▶ Task description: Don't copy the pictures; return every other part of the records exactly.

# # #

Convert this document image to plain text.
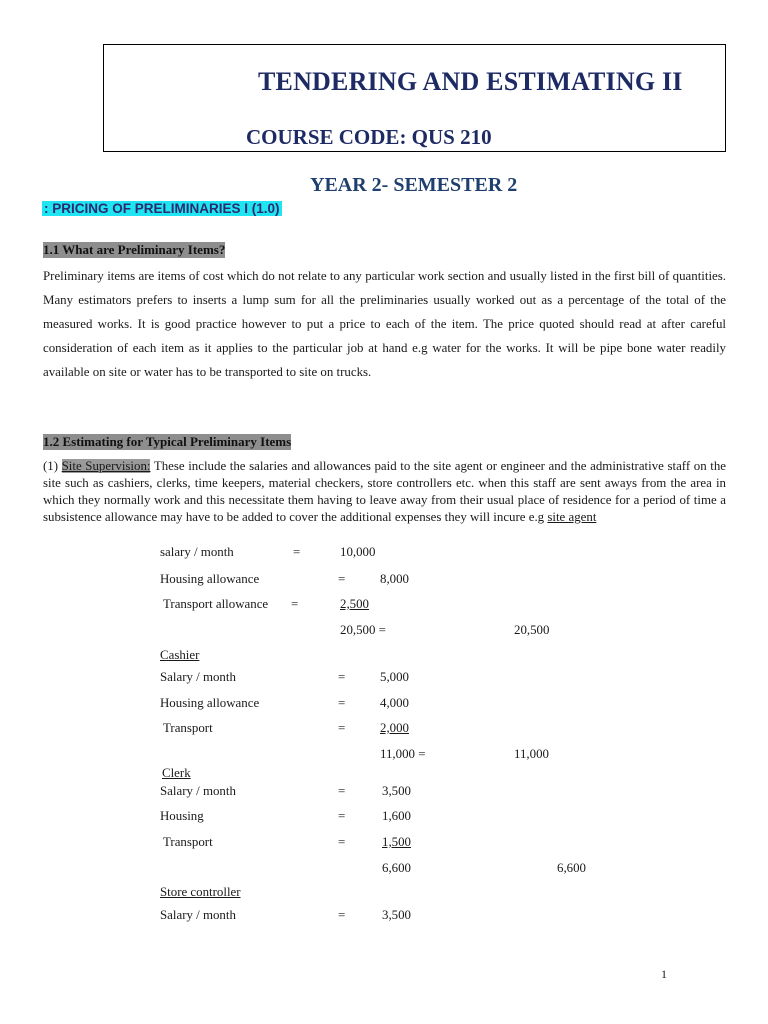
TENDERING AND ESTIMATING II
COURSE CODE: QUS 210
YEAR 2- SEMESTER 2
: PRICING OF PRELIMINARIES I (1.0)
1.1 What are Preliminary Items?
Preliminary items are items of cost which do not relate to any particular work section and usually listed in the first bill of quantities. Many estimators prefers to inserts a lump sum for all the preliminaries usually worked out as a percentage of the total of the measured works. It is good practice however to put a price to each of the item. The price quoted should read at after careful consideration of each item as it applies to the particular job at hand e.g water for the works. It will be pipe bone water readily available on site or water has to be transported to site on trucks.
1.2 Estimating for Typical Preliminary Items
(1) Site Supervision: These include the salaries and allowances paid to the site agent or engineer and the administrative staff on the site such as cashiers, clerks, time keepers, material checkers, store controllers etc. when this staff are sent aways from the area in which they normally work and this necessitate them having to leave away from their usual place of residence for a period of time a subsistence allowance may have to be added to cover the additional expenses they will incure e.g site agent
salary / month	=	10,000
Housing allowance	=	8,000
Transport allowance =	2,500
20,500 =	20,500
Cashier
Salary / month	=	5,000
Housing allowance	=	4,000
Transport	=	2,000
11,000 =	11,000
Clerk
Salary / month	=	3,500
Housing	=	1,600
Transport	=	1,500
6,600	6,600
Store controller
Salary / month	=	3,500
1
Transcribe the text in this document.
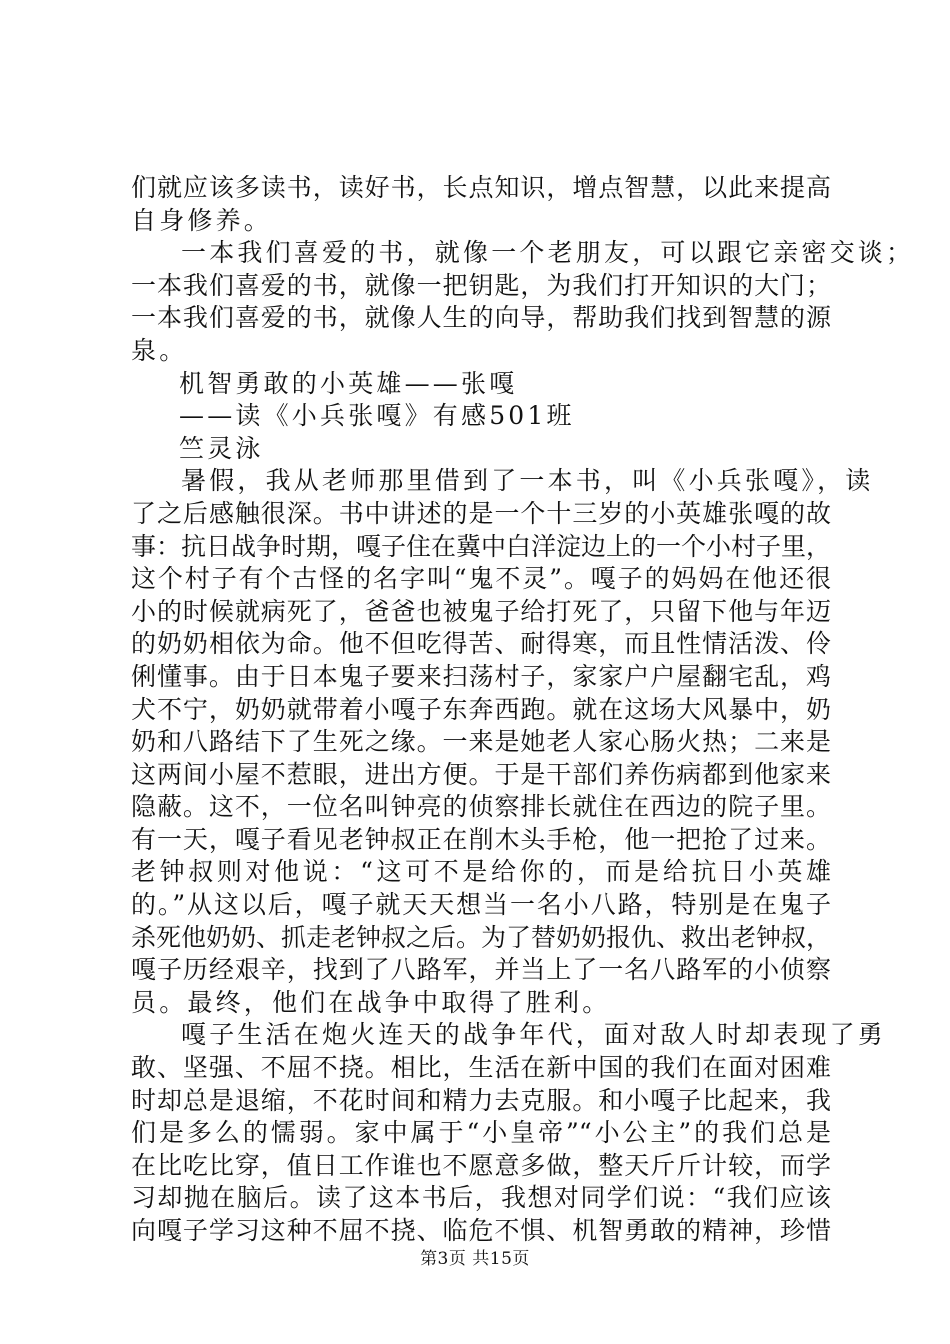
们就应该多读书，读好书，长点知识，增点智慧，以此来提高
自身修养。
一本我们喜爱的书，就像一个老朋友，可以跟它亲密交谈；
一本我们喜爱的书，就像一把钥匙，为我们打开知识的大门；
一本我们喜爱的书，就像人生的向导，帮助我们找到智慧的源
泉。
机智勇敢的小英雄——张嘎
——读《小兵张嘎》有感501班
竺灵泳
暑假，我从老师那里借到了一本书，叫《小兵张嘎》，读
了之后感触很深。书中讲述的是一个十三岁的小英雄张嘎的故
事：抗日战争时期，嘎子住在冀中白洋淀边上的一个小村子里，
这个村子有个古怪的名字叫“鬼不灵”。嘎子的妈妈在他还很
小的时候就病死了，爸爸也被鬼子给打死了，只留下他与年迈
的奶奶相依为命。他不但吃得苦、耐得寒，而且性情活泼、伶
俐懂事。由于日本鬼子要来扫荡村子，家家户户屋翻宅乱，鸡
犬不宁，奶奶就带着小嘎子东奔西跑。就在这场大风暴中，奶
奶和八路结下了生死之缘。一来是她老人家心肠火热；二来是
这两间小屋不惹眼，进出方便。于是干部们养伤病都到他家来
隐蔽。这不，一位名叫钟亮的侦察排长就住在西边的院子里。
有一天，嘎子看见老钟叔正在削木头手枪，他一把抢了过来。
老钟叔则对他说：“这可不是给你的，而是给抗日小英雄
的。”从这以后，嘎子就天天想当一名小八路，特别是在鬼子
杀死他奶奶、抓走老钟叔之后。为了替奶奶报仇、救出老钟叔，
嘎子历经艰辛，找到了八路军，并当上了一名八路军的小侦察
员。最终，他们在战争中取得了胜利。
嘎子生活在炮火连天的战争年代，面对敌人时却表现了勇
敢、坚强、不屈不挠。相比，生活在新中国的我们在面对困难
时却总是退缩，不花时间和精力去克服。和小嘎子比起来，我
们是多么的懦弱。家中属于“小皇帝”“小公主”的我们总是
在比吃比穿，值日工作谁也不愿意多做，整天斤斤计较，而学
习却抛在脑后。读了这本书后，我想对同学们说：“我们应该
向嘎子学习这种不屈不挠、临危不惧、机智勇敢的精神，珍惜
第3页 共15页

# # #

▶ Answer to this exercise:
Convert this document image to plain text.
TENDERING AND ESTIMATING II
COURSE CODE: QUS 210
YEAR 2- SEMESTER 2
: PRICING OF PRELIMINARIES I (1.0)
1.1 What are Preliminary Items?
Preliminary items are items of cost which do not relate to any particular work section and usually listed in the first bill of quantities. Many estimators prefers to inserts a lump sum for all the preliminaries usually worked out as a percentage of the total of the measured works. It is good practice however to put a price to each of the item. The price quoted should read at after careful consideration of each item as it applies to the particular job at hand e.g water for the works. It will be pipe bone water readily available on site or water has to be transported to site on trucks.
1.2 Estimating for Typical Preliminary Items
(1) Site Supervision: These include the salaries and allowances paid to the site agent or engineer and the administrative staff on the site such as cashiers, clerks, time keepers, material checkers, store controllers etc. when this staff are sent aways from the area in which they normally work and this necessitate them having to leave away from their usual place of residence for a period of time a subsistence allowance may have to be added to cover the additional expenses they will incure e.g site agent
salary / month	=	10,000
Housing allowance	=	8,000
Transport allowance =	2,500
20,500 =	20,500
Cashier
Salary / month	=	5,000
Housing allowance	=	4,000
Transport	=	2,000
11,000 =	11,000
Clerk
Salary / month	=	3,500
Housing	=	1,600
Transport	=	1,500
6,600	6,600
Store controller
Salary / month	=	3,500
1
Transcribe the text in this document.
们就应该多读书，读好书，长点知识，增点智慧，以此来提高
自身修养。
一本我们喜爱的书，就像一个老朋友，可以跟它亲密交谈；
一本我们喜爱的书，就像一把钥匙，为我们打开知识的大门；
一本我们喜爱的书，就像人生的向导，帮助我们找到智慧的源
泉。
机智勇敢的小英雄——张嘎
——读《小兵张嘎》有感501班
竺灵泳
暑假，我从老师那里借到了一本书，叫《小兵张嘎》，读
了之后感触很深。书中讲述的是一个十三岁的小英雄张嘎的故
事：抗日战争时期，嘎子住在冀中白洋淀边上的一个小村子里，
这个村子有个古怪的名字叫“鬼不灵”。嘎子的妈妈在他还很
小的时候就病死了，爸爸也被鬼子给打死了，只留下他与年迈
的奶奶相依为命。他不但吃得苦、耐得寒，而且性情活泼、伶
俐懂事。由于日本鬼子要来扫荡村子，家家户户屋翻宅乱，鸡
犬不宁，奶奶就带着小嘎子东奔西跑。就在这场大风暴中，奶
奶和八路结下了生死之缘。一来是她老人家心肠火热；二来是
这两间小屋不惹眼，进出方便。于是干部们养伤病都到他家来
隐蔽。这不，一位名叫钟亮的侦察排长就住在西边的院子里。
有一天，嘎子看见老钟叔正在削木头手枪，他一把抢了过来。
老钟叔则对他说：“这可不是给你的，而是给抗日小英雄
的。”从这以后，嘎子就天天想当一名小八路，特别是在鬼子
杀死他奶奶、抓走老钟叔之后。为了替奶奶报仇、救出老钟叔，
嘎子历经艰辛，找到了八路军，并当上了一名八路军的小侦察
员。最终，他们在战争中取得了胜利。
嘎子生活在炮火连天的战争年代，面对敌人时却表现了勇
敢、坚强、不屈不挠。相比，生活在新中国的我们在面对困难
时却总是退缩，不花时间和精力去克服。和小嘎子比起来，我
们是多么的懦弱。家中属于“小皇帝”“小公主”的我们总是
在比吃比穿，值日工作谁也不愿意多做，整天斤斤计较，而学
习却抛在脑后。读了这本书后，我想对同学们说：“我们应该
向嘎子学习这种不屈不挠、临危不惧、机智勇敢的精神，珍惜
第3页 共15页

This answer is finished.